======== Supplied information ========
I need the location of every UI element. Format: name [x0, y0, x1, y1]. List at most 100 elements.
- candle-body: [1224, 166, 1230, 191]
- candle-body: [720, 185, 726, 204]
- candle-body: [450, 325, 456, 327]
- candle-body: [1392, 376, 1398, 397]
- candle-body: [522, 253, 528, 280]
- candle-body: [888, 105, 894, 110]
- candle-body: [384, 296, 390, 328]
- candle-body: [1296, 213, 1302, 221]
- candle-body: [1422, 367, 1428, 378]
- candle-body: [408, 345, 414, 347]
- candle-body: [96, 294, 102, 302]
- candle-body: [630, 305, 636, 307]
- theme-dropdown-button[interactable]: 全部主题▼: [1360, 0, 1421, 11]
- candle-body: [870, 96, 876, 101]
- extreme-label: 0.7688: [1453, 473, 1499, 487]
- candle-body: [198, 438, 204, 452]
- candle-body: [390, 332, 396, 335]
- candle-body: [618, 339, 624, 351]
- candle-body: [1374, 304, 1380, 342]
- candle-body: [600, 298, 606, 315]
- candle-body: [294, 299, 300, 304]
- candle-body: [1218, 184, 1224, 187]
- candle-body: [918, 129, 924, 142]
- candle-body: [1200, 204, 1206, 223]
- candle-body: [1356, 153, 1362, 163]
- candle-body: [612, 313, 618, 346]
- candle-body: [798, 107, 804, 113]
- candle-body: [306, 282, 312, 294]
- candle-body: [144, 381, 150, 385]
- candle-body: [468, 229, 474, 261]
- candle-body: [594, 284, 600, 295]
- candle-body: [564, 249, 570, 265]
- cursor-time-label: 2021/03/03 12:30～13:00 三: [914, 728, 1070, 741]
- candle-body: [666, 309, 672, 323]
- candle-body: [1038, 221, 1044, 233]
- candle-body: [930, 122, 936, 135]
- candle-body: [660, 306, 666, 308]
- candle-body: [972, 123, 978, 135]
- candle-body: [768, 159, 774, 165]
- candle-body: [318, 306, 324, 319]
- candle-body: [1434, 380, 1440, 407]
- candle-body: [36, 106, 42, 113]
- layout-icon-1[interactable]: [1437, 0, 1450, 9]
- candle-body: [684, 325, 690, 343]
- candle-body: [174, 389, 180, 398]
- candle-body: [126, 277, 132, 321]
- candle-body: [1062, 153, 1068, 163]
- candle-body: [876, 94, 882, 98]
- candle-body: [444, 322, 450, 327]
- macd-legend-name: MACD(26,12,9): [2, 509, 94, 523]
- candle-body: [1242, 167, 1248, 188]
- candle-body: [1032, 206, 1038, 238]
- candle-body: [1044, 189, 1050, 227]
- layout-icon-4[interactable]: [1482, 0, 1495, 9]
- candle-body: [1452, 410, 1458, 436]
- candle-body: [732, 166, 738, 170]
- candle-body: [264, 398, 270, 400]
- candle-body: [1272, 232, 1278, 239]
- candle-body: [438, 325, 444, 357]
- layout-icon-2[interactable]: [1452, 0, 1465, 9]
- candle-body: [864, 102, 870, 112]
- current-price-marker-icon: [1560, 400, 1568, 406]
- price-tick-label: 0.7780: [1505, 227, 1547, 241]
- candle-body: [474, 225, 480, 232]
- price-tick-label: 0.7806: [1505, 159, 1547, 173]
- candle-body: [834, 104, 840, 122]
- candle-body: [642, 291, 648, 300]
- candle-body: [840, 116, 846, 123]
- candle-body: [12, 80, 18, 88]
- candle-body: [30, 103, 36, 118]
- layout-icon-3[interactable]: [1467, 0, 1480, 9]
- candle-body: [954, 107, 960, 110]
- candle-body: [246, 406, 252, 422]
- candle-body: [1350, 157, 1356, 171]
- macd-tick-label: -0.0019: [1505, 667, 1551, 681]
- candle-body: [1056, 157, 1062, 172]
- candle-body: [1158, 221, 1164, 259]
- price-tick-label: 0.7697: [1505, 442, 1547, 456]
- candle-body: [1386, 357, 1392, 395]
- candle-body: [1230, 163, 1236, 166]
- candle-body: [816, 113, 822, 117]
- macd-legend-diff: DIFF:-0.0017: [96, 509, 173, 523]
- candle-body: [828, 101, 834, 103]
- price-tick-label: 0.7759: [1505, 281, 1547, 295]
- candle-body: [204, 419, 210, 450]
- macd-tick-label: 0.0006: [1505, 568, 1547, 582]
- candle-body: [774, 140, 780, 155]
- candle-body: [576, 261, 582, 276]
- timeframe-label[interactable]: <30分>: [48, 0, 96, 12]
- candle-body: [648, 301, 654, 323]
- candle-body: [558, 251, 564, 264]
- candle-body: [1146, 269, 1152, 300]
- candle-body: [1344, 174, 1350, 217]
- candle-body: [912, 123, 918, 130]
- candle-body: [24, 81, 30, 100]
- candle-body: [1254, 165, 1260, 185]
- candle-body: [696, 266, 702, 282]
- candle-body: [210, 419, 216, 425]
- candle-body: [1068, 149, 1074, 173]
========
**Written problem**
Copy the records above character for character, keeping every line in its original order.

**Written answer**
I need the location of every UI element. Format: name [x0, y0, x1, y1]. List at most 100 elements.
- candle-body: [1224, 166, 1230, 191]
- candle-body: [720, 185, 726, 204]
- candle-body: [450, 325, 456, 327]
- candle-body: [1392, 376, 1398, 397]
- candle-body: [522, 253, 528, 280]
- candle-body: [888, 105, 894, 110]
- candle-body: [384, 296, 390, 328]
- candle-body: [1296, 213, 1302, 221]
- candle-body: [1422, 367, 1428, 378]
- candle-body: [408, 345, 414, 347]
- candle-body: [96, 294, 102, 302]
- candle-body: [630, 305, 636, 307]
- theme-dropdown-button[interactable]: 全部主题▼: [1360, 0, 1421, 11]
- candle-body: [870, 96, 876, 101]
- extreme-label: 0.7688: [1453, 473, 1499, 487]
- candle-body: [198, 438, 204, 452]
- candle-body: [390, 332, 396, 335]
- candle-body: [618, 339, 624, 351]
- candle-body: [1374, 304, 1380, 342]
- candle-body: [600, 298, 606, 315]
- candle-body: [294, 299, 300, 304]
- candle-body: [1218, 184, 1224, 187]
- candle-body: [918, 129, 924, 142]
- candle-body: [1200, 204, 1206, 223]
- candle-body: [1356, 153, 1362, 163]
- candle-body: [612, 313, 618, 346]
- candle-body: [798, 107, 804, 113]
- candle-body: [306, 282, 312, 294]
- candle-body: [144, 381, 150, 385]
- candle-body: [468, 229, 474, 261]
- candle-body: [594, 284, 600, 295]
- candle-body: [564, 249, 570, 265]
- cursor-time-label: 2021/03/03 12:30～13:00 三: [914, 728, 1070, 741]
- candle-body: [666, 309, 672, 323]
- candle-body: [1038, 221, 1044, 233]
- candle-body: [930, 122, 936, 135]
- candle-body: [660, 306, 666, 308]
- candle-body: [972, 123, 978, 135]
- candle-body: [768, 159, 774, 165]
- candle-body: [318, 306, 324, 319]
- candle-body: [1434, 380, 1440, 407]
- candle-body: [36, 106, 42, 113]
- layout-icon-1[interactable]: [1437, 0, 1450, 9]
- candle-body: [684, 325, 690, 343]
- candle-body: [174, 389, 180, 398]
- candle-body: [126, 277, 132, 321]
- candle-body: [1062, 153, 1068, 163]
- candle-body: [876, 94, 882, 98]
- candle-body: [444, 322, 450, 327]
- macd-legend-name: MACD(26,12,9): [2, 509, 94, 523]
- candle-body: [1242, 167, 1248, 188]
- candle-body: [1032, 206, 1038, 238]
- candle-body: [1044, 189, 1050, 227]
- layout-icon-4[interactable]: [1482, 0, 1495, 9]
- candle-body: [1452, 410, 1458, 436]
- candle-body: [732, 166, 738, 170]
- candle-body: [264, 398, 270, 400]
- candle-body: [1272, 232, 1278, 239]
- candle-body: [438, 325, 444, 357]
- layout-icon-2[interactable]: [1452, 0, 1465, 9]
- candle-body: [864, 102, 870, 112]
- current-price-marker-icon: [1560, 400, 1568, 406]
- price-tick-label: 0.7780: [1505, 227, 1547, 241]
- candle-body: [474, 225, 480, 232]
- price-tick-label: 0.7806: [1505, 159, 1547, 173]
- candle-body: [834, 104, 840, 122]
- candle-body: [642, 291, 648, 300]
- candle-body: [840, 116, 846, 123]
- candle-body: [12, 80, 18, 88]
- candle-body: [30, 103, 36, 118]
- layout-icon-3[interactable]: [1467, 0, 1480, 9]
- candle-body: [954, 107, 960, 110]
- candle-body: [246, 406, 252, 422]
- candle-body: [1350, 157, 1356, 171]
- macd-tick-label: -0.0019: [1505, 667, 1551, 681]
- candle-body: [1056, 157, 1062, 172]
- candle-body: [1158, 221, 1164, 259]
- price-tick-label: 0.7697: [1505, 442, 1547, 456]
- candle-body: [1386, 357, 1392, 395]
- candle-body: [1230, 163, 1236, 166]
- candle-body: [816, 113, 822, 117]
- macd-legend-diff: DIFF:-0.0017: [96, 509, 173, 523]
- candle-body: [828, 101, 834, 103]
- price-tick-label: 0.7759: [1505, 281, 1547, 295]
- candle-body: [204, 419, 210, 450]
- macd-tick-label: 0.0006: [1505, 568, 1547, 582]
- candle-body: [774, 140, 780, 155]
- candle-body: [576, 261, 582, 276]
- timeframe-label[interactable]: <30分>: [48, 0, 96, 12]
- candle-body: [648, 301, 654, 323]
- candle-body: [558, 251, 564, 264]
- candle-body: [1146, 269, 1152, 300]
- candle-body: [1344, 174, 1350, 217]
- candle-body: [912, 123, 918, 130]
- candle-body: [24, 81, 30, 100]
- candle-body: [1254, 165, 1260, 185]
- candle-body: [696, 266, 702, 282]
- candle-body: [210, 419, 216, 425]
- candle-body: [1068, 149, 1074, 173]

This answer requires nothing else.